---- Input data

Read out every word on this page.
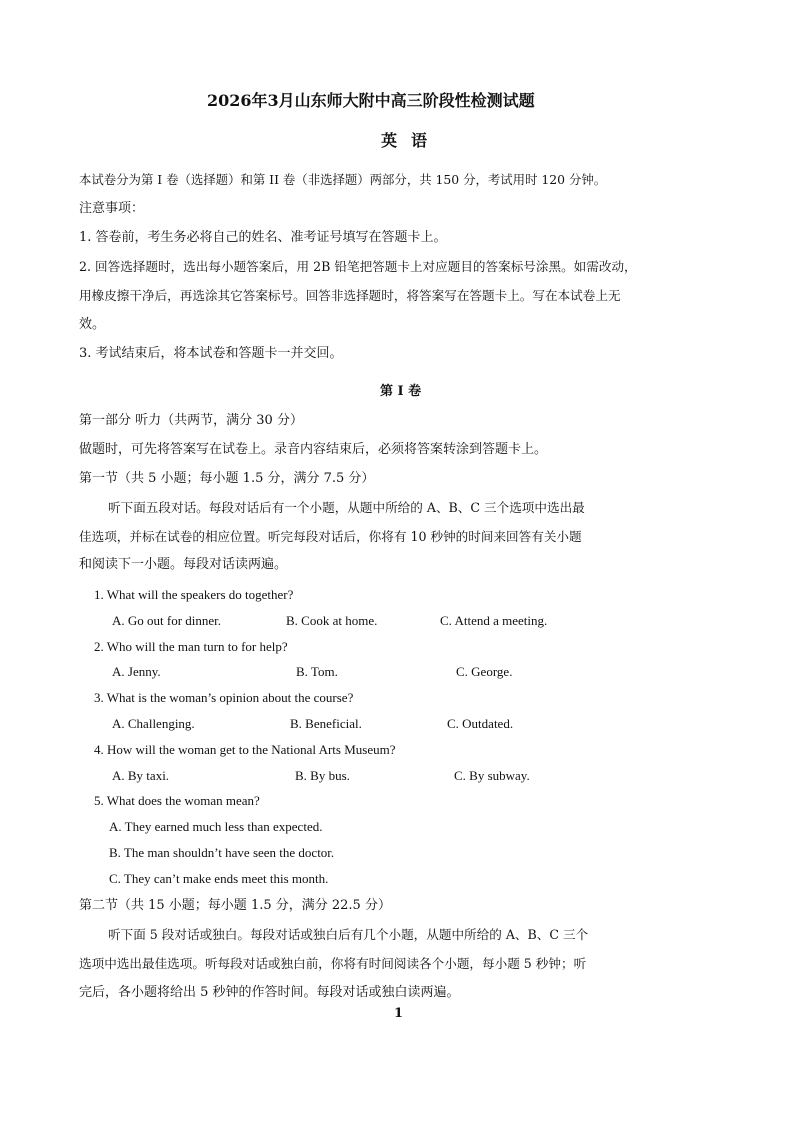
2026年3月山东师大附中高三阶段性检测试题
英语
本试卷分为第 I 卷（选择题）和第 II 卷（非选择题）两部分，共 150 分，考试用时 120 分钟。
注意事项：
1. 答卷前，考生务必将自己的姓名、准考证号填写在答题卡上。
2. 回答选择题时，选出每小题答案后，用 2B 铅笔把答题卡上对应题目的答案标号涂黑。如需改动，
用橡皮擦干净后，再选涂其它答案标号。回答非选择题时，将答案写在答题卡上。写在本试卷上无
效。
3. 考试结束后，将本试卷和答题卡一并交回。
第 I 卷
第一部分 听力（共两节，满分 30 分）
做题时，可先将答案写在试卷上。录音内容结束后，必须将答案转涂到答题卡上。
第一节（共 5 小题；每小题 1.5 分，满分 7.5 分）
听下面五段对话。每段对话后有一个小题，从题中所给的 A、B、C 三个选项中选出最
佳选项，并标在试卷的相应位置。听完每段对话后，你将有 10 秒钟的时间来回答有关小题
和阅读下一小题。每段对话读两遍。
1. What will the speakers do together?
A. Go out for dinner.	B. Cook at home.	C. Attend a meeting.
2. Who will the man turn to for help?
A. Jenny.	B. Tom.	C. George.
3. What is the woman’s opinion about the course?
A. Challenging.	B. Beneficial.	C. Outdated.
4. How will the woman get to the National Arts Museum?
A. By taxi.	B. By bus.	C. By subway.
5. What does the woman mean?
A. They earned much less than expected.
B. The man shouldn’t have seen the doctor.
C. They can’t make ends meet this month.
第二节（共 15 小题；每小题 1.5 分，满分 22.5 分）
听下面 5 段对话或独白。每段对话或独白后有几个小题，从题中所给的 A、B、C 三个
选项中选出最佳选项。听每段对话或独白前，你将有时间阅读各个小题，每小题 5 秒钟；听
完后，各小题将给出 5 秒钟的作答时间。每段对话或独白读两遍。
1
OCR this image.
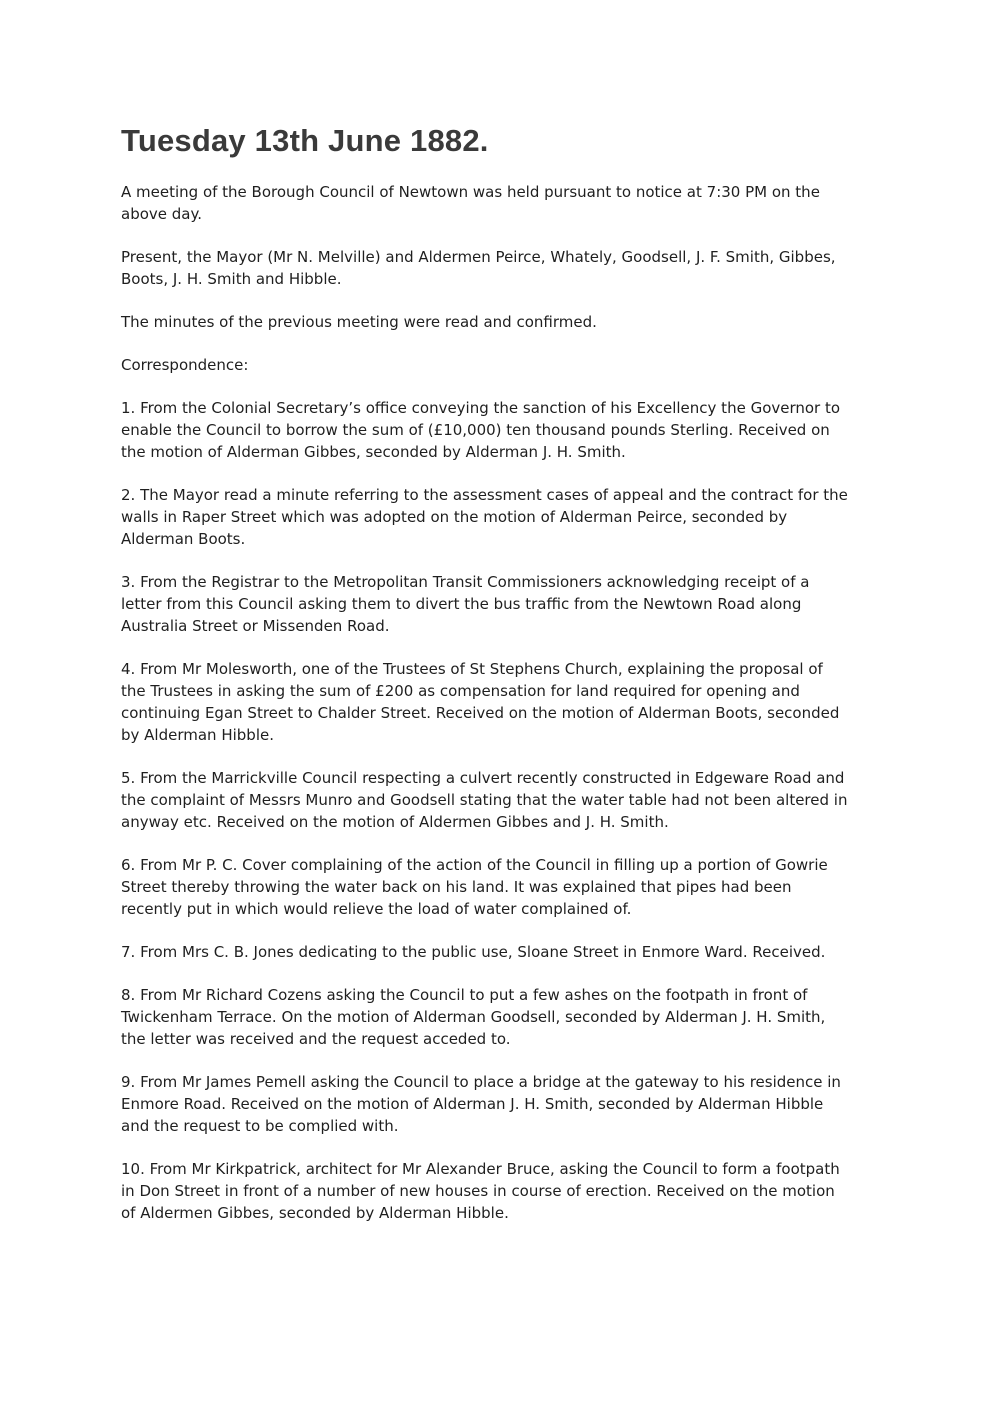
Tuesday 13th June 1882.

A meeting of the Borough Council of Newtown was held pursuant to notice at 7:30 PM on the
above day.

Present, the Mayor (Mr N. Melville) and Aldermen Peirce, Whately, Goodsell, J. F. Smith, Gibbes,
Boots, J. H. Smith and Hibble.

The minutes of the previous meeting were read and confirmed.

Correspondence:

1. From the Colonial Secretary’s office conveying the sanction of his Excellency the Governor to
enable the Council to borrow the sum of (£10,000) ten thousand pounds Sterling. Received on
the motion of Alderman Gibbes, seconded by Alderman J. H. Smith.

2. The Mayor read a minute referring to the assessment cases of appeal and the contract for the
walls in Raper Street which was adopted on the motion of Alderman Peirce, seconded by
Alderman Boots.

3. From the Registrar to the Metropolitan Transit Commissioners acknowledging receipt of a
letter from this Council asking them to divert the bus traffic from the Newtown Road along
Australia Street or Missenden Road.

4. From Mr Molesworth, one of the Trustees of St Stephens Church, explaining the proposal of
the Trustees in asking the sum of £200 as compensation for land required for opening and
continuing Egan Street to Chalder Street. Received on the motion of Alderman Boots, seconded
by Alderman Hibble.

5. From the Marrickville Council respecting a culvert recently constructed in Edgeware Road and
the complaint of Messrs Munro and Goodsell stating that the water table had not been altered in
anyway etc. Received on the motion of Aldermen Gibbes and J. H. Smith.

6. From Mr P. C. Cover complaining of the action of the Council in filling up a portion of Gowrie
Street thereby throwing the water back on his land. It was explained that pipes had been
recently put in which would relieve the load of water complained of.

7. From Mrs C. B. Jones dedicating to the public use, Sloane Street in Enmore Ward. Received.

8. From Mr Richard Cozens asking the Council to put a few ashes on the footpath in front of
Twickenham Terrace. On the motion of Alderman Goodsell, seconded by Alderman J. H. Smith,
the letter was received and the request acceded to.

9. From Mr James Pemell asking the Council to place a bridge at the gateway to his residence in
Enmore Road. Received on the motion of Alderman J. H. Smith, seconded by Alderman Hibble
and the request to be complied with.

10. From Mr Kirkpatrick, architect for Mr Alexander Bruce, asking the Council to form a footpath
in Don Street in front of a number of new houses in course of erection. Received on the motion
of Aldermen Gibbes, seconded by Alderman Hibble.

--------

Exercise directions
Copy out each line of the data containing the string "Trustees".

The output
4. From Mr Molesworth, one of the Trustees of St Stephens Church, explaining the proposal of
the Trustees in asking the sum of £200 as compensation for land required for opening and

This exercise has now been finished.